Make a tally of the lines in the records that include the string "title", and give only that number.

**Data rows**

-- START --

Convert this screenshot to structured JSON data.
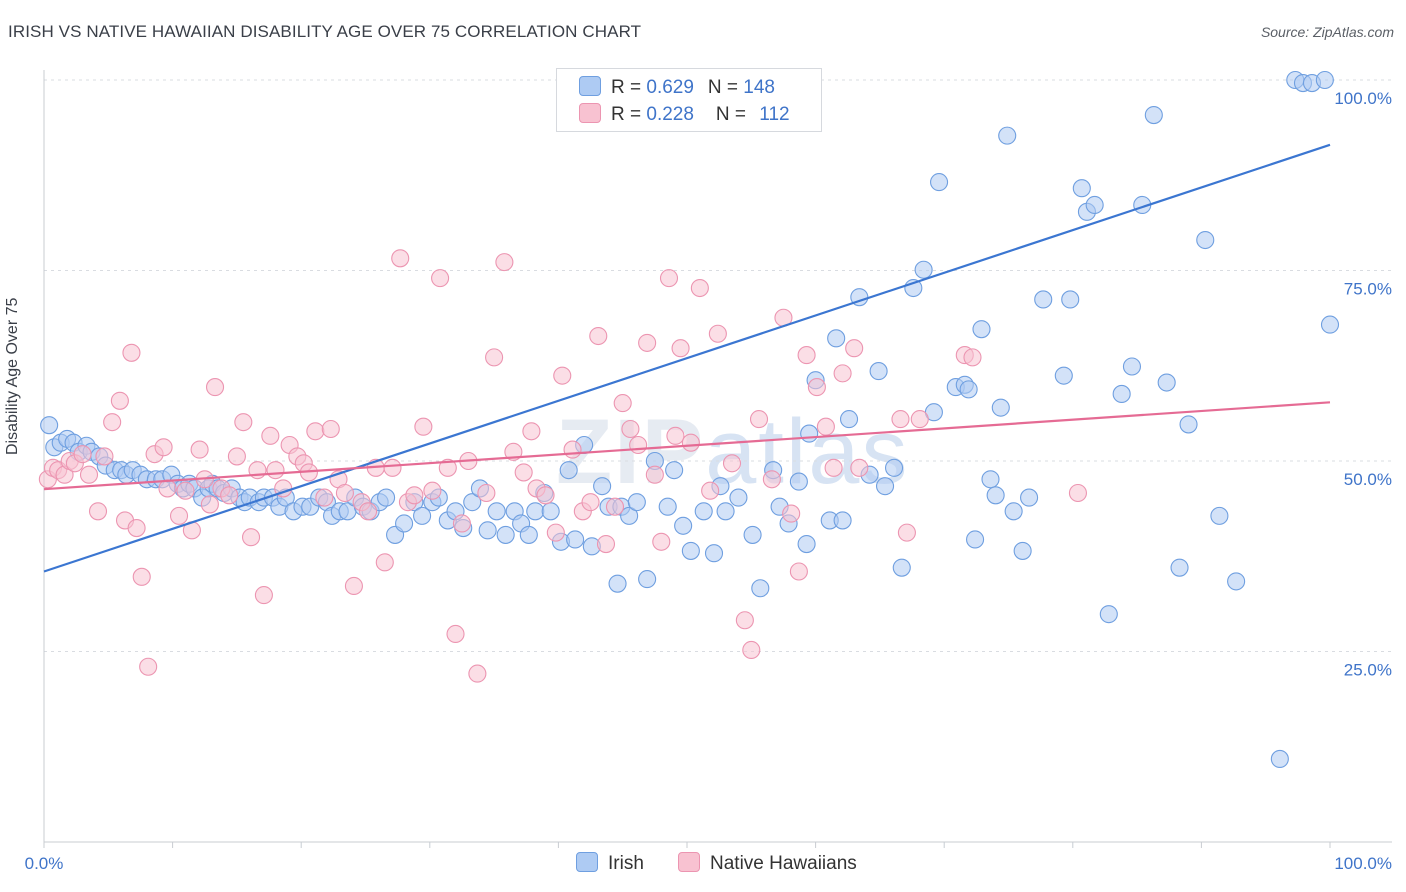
{
  "title": "IRISH VS NATIVE HAWAIIAN DISABILITY AGE OVER 75 CORRELATION CHART",
  "source": "Source: ZipAtlas.com",
  "watermark": {
    "bold": "ZIP",
    "light": "atlas"
  },
  "legend": {
    "irish": {
      "r_label": "R = ",
      "r_value": "0.629",
      "n_label": "N = ",
      "n_value": "148"
    },
    "hawaiian": {
      "r_label": "R = ",
      "r_value": "0.228",
      "n_label": "N = ",
      "n_value": "112"
    }
  },
  "colors": {
    "irish_fill": "#aecbf3",
    "irish_stroke": "#6f9fe0",
    "irish_line": "#3b76d1",
    "hawaiian_fill": "#f8c2d1",
    "hawaiian_stroke": "#ec95b1",
    "hawaiian_line": "#e56b94",
    "tick_label": "#3f74c9",
    "grid": "#d9dce1"
  },
  "chart_data": {
    "type": "scatter",
    "title": "IRISH VS NATIVE HAWAIIAN DISABILITY AGE OVER 75 CORRELATION CHART",
    "xlabel": "",
    "ylabel": "Disability Age Over 75",
    "xlim": [
      0,
      100
    ],
    "ylim": [
      0,
      102
    ],
    "x_tick_labels": [
      "0.0%",
      "100.0%"
    ],
    "y_tick_labels": [
      "25.0%",
      "50.0%",
      "75.0%",
      "100.0%"
    ],
    "y_ticks": [
      25,
      50,
      75,
      100
    ],
    "grid": "horizontal dashed",
    "legend_position": "top-center",
    "series": [
      {
        "name": "Irish",
        "trend": {
          "x": [
            0,
            100
          ],
          "y": [
            35.5,
            91.5
          ]
        },
        "points": [
          [
            0.4,
            54.7
          ],
          [
            0.8,
            51.8
          ],
          [
            1.3,
            52.4
          ],
          [
            1.8,
            52.9
          ],
          [
            2.3,
            52.4
          ],
          [
            2.7,
            51.2
          ],
          [
            3.3,
            52.0
          ],
          [
            3.7,
            51.2
          ],
          [
            4.3,
            50.6
          ],
          [
            4.8,
            49.4
          ],
          [
            5.5,
            48.8
          ],
          [
            6.0,
            48.8
          ],
          [
            6.4,
            48.2
          ],
          [
            6.9,
            48.8
          ],
          [
            7.5,
            48.2
          ],
          [
            8.0,
            47.6
          ],
          [
            8.7,
            47.6
          ],
          [
            9.2,
            47.6
          ],
          [
            9.9,
            48.2
          ],
          [
            10.4,
            47.0
          ],
          [
            10.8,
            46.4
          ],
          [
            11.3,
            47.0
          ],
          [
            11.7,
            46.4
          ],
          [
            12.3,
            45.2
          ],
          [
            12.8,
            46.4
          ],
          [
            13.1,
            47.0
          ],
          [
            13.5,
            46.4
          ],
          [
            14.0,
            45.8
          ],
          [
            14.6,
            46.4
          ],
          [
            15.2,
            45.2
          ],
          [
            15.6,
            44.6
          ],
          [
            16.0,
            45.2
          ],
          [
            16.7,
            44.6
          ],
          [
            17.1,
            45.2
          ],
          [
            17.8,
            45.2
          ],
          [
            18.3,
            44.0
          ],
          [
            18.8,
            45.2
          ],
          [
            19.4,
            43.4
          ],
          [
            20.1,
            44.0
          ],
          [
            20.7,
            44.0
          ],
          [
            21.4,
            45.2
          ],
          [
            22.0,
            44.6
          ],
          [
            22.4,
            42.8
          ],
          [
            23.0,
            43.4
          ],
          [
            23.6,
            43.4
          ],
          [
            24.2,
            45.2
          ],
          [
            24.8,
            44.0
          ],
          [
            25.4,
            43.4
          ],
          [
            26.1,
            44.6
          ],
          [
            26.6,
            45.2
          ],
          [
            27.3,
            40.3
          ],
          [
            28.0,
            41.8
          ],
          [
            28.8,
            44.6
          ],
          [
            29.4,
            42.8
          ],
          [
            30.2,
            44.6
          ],
          [
            30.7,
            45.2
          ],
          [
            31.4,
            42.2
          ],
          [
            32.0,
            43.4
          ],
          [
            32.6,
            41.2
          ],
          [
            33.3,
            44.6
          ],
          [
            33.9,
            46.4
          ],
          [
            34.5,
            40.9
          ],
          [
            35.2,
            43.4
          ],
          [
            35.9,
            40.3
          ],
          [
            36.6,
            43.4
          ],
          [
            37.1,
            41.8
          ],
          [
            37.7,
            40.3
          ],
          [
            38.2,
            43.4
          ],
          [
            38.9,
            45.8
          ],
          [
            39.4,
            43.4
          ],
          [
            40.2,
            39.4
          ],
          [
            40.8,
            48.8
          ],
          [
            41.3,
            39.7
          ],
          [
            42.0,
            52.1
          ],
          [
            42.6,
            38.8
          ],
          [
            43.4,
            46.7
          ],
          [
            43.9,
            44.0
          ],
          [
            44.6,
            33.9
          ],
          [
            44.9,
            44.0
          ],
          [
            45.5,
            42.8
          ],
          [
            46.1,
            44.6
          ],
          [
            46.9,
            34.5
          ],
          [
            47.5,
            50.0
          ],
          [
            48.5,
            44.0
          ],
          [
            49.0,
            48.8
          ],
          [
            49.7,
            41.5
          ],
          [
            50.3,
            38.2
          ],
          [
            51.3,
            43.4
          ],
          [
            52.1,
            37.9
          ],
          [
            52.6,
            46.7
          ],
          [
            53.0,
            43.4
          ],
          [
            54.0,
            45.2
          ],
          [
            55.1,
            40.3
          ],
          [
            55.7,
            33.3
          ],
          [
            56.7,
            48.8
          ],
          [
            57.2,
            44.0
          ],
          [
            57.9,
            41.8
          ],
          [
            58.7,
            47.3
          ],
          [
            59.3,
            39.1
          ],
          [
            59.5,
            53.6
          ],
          [
            60.0,
            60.6
          ],
          [
            61.1,
            42.2
          ],
          [
            61.6,
            66.1
          ],
          [
            62.1,
            42.2
          ],
          [
            62.6,
            55.5
          ],
          [
            63.4,
            71.5
          ],
          [
            64.2,
            48.2
          ],
          [
            64.9,
            61.8
          ],
          [
            65.4,
            46.7
          ],
          [
            66.1,
            49.1
          ],
          [
            66.7,
            36.0
          ],
          [
            67.6,
            72.7
          ],
          [
            68.4,
            75.1
          ],
          [
            69.2,
            56.4
          ],
          [
            69.6,
            86.6
          ],
          [
            70.9,
            59.7
          ],
          [
            71.6,
            60.0
          ],
          [
            71.9,
            59.4
          ],
          [
            72.4,
            39.7
          ],
          [
            72.9,
            67.3
          ],
          [
            73.6,
            47.6
          ],
          [
            74.0,
            45.5
          ],
          [
            74.4,
            57.0
          ],
          [
            74.9,
            92.7
          ],
          [
            75.4,
            43.4
          ],
          [
            76.1,
            38.2
          ],
          [
            76.6,
            45.2
          ],
          [
            77.7,
            71.2
          ],
          [
            79.3,
            61.2
          ],
          [
            79.8,
            71.2
          ],
          [
            80.7,
            85.8
          ],
          [
            81.1,
            82.7
          ],
          [
            81.7,
            83.6
          ],
          [
            82.8,
            29.9
          ],
          [
            83.8,
            58.8
          ],
          [
            84.6,
            62.4
          ],
          [
            85.4,
            83.6
          ],
          [
            86.3,
            95.4
          ],
          [
            87.3,
            60.3
          ],
          [
            88.3,
            36.0
          ],
          [
            89.0,
            54.8
          ],
          [
            90.3,
            79.0
          ],
          [
            91.4,
            42.8
          ],
          [
            92.7,
            34.2
          ],
          [
            96.1,
            10.9
          ],
          [
            97.3,
            100.0
          ],
          [
            97.9,
            99.6
          ],
          [
            98.6,
            99.6
          ],
          [
            99.6,
            100.0
          ],
          [
            100.0,
            67.9
          ]
        ]
      },
      {
        "name": "Native Hawaiians",
        "trend": {
          "x": [
            0,
            100
          ],
          "y": [
            46.3,
            57.7
          ]
        },
        "points": [
          [
            0.3,
            47.6
          ],
          [
            0.7,
            49.1
          ],
          [
            1.1,
            48.8
          ],
          [
            1.6,
            48.2
          ],
          [
            2.0,
            50.0
          ],
          [
            2.4,
            49.7
          ],
          [
            3.0,
            50.9
          ],
          [
            3.5,
            48.2
          ],
          [
            4.2,
            43.4
          ],
          [
            4.7,
            50.6
          ],
          [
            5.3,
            55.1
          ],
          [
            5.9,
            57.9
          ],
          [
            6.3,
            42.2
          ],
          [
            6.8,
            64.2
          ],
          [
            7.2,
            41.2
          ],
          [
            7.6,
            34.8
          ],
          [
            8.1,
            23.0
          ],
          [
            8.6,
            50.9
          ],
          [
            9.3,
            51.8
          ],
          [
            9.6,
            46.4
          ],
          [
            10.5,
            42.8
          ],
          [
            11.0,
            46.1
          ],
          [
            11.5,
            40.9
          ],
          [
            12.1,
            51.5
          ],
          [
            12.5,
            47.6
          ],
          [
            12.9,
            44.3
          ],
          [
            13.3,
            59.7
          ],
          [
            13.8,
            46.4
          ],
          [
            14.4,
            45.5
          ],
          [
            15.0,
            50.6
          ],
          [
            15.5,
            55.1
          ],
          [
            16.1,
            40.0
          ],
          [
            16.6,
            48.8
          ],
          [
            17.1,
            32.4
          ],
          [
            17.6,
            53.3
          ],
          [
            18.0,
            48.8
          ],
          [
            18.6,
            46.4
          ],
          [
            19.1,
            52.1
          ],
          [
            19.7,
            50.6
          ],
          [
            20.2,
            49.7
          ],
          [
            20.6,
            48.5
          ],
          [
            21.1,
            53.9
          ],
          [
            21.8,
            45.2
          ],
          [
            22.3,
            54.2
          ],
          [
            22.9,
            47.6
          ],
          [
            23.4,
            45.8
          ],
          [
            24.1,
            33.6
          ],
          [
            24.7,
            44.6
          ],
          [
            25.2,
            43.4
          ],
          [
            25.8,
            49.1
          ],
          [
            26.5,
            36.7
          ],
          [
            27.1,
            49.1
          ],
          [
            27.7,
            76.6
          ],
          [
            28.3,
            44.6
          ],
          [
            28.8,
            45.5
          ],
          [
            29.5,
            54.5
          ],
          [
            30.2,
            46.1
          ],
          [
            30.8,
            74.0
          ],
          [
            31.4,
            49.1
          ],
          [
            32.0,
            27.3
          ],
          [
            32.5,
            41.8
          ],
          [
            33.0,
            50.0
          ],
          [
            33.7,
            22.1
          ],
          [
            34.4,
            45.8
          ],
          [
            35.0,
            63.6
          ],
          [
            35.8,
            76.1
          ],
          [
            36.5,
            51.2
          ],
          [
            37.3,
            48.5
          ],
          [
            37.9,
            53.9
          ],
          [
            38.3,
            46.4
          ],
          [
            39.0,
            45.5
          ],
          [
            39.8,
            40.6
          ],
          [
            40.3,
            61.2
          ],
          [
            41.1,
            51.5
          ],
          [
            41.9,
            43.4
          ],
          [
            42.5,
            44.6
          ],
          [
            43.1,
            66.4
          ],
          [
            43.7,
            39.1
          ],
          [
            44.4,
            44.0
          ],
          [
            45.0,
            57.6
          ],
          [
            45.6,
            54.2
          ],
          [
            46.2,
            52.1
          ],
          [
            46.9,
            65.5
          ],
          [
            47.5,
            48.2
          ],
          [
            48.0,
            39.4
          ],
          [
            48.6,
            74.0
          ],
          [
            49.1,
            53.3
          ],
          [
            49.5,
            64.8
          ],
          [
            50.3,
            52.4
          ],
          [
            51.0,
            72.7
          ],
          [
            51.8,
            46.1
          ],
          [
            52.4,
            66.7
          ],
          [
            53.5,
            49.7
          ],
          [
            54.5,
            29.1
          ],
          [
            55.0,
            25.2
          ],
          [
            55.6,
            55.5
          ],
          [
            56.6,
            47.6
          ],
          [
            57.5,
            68.8
          ],
          [
            58.1,
            43.1
          ],
          [
            58.7,
            35.5
          ],
          [
            59.3,
            63.9
          ],
          [
            60.1,
            59.7
          ],
          [
            60.8,
            54.5
          ],
          [
            61.4,
            49.1
          ],
          [
            62.1,
            61.5
          ],
          [
            63.0,
            64.8
          ],
          [
            63.4,
            49.1
          ],
          [
            66.6,
            55.5
          ],
          [
            67.1,
            40.6
          ],
          [
            68.1,
            55.5
          ],
          [
            71.6,
            63.9
          ],
          [
            72.2,
            63.6
          ],
          [
            80.4,
            45.8
          ]
        ]
      }
    ]
  }
}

-- END --

**Exercise answer**
2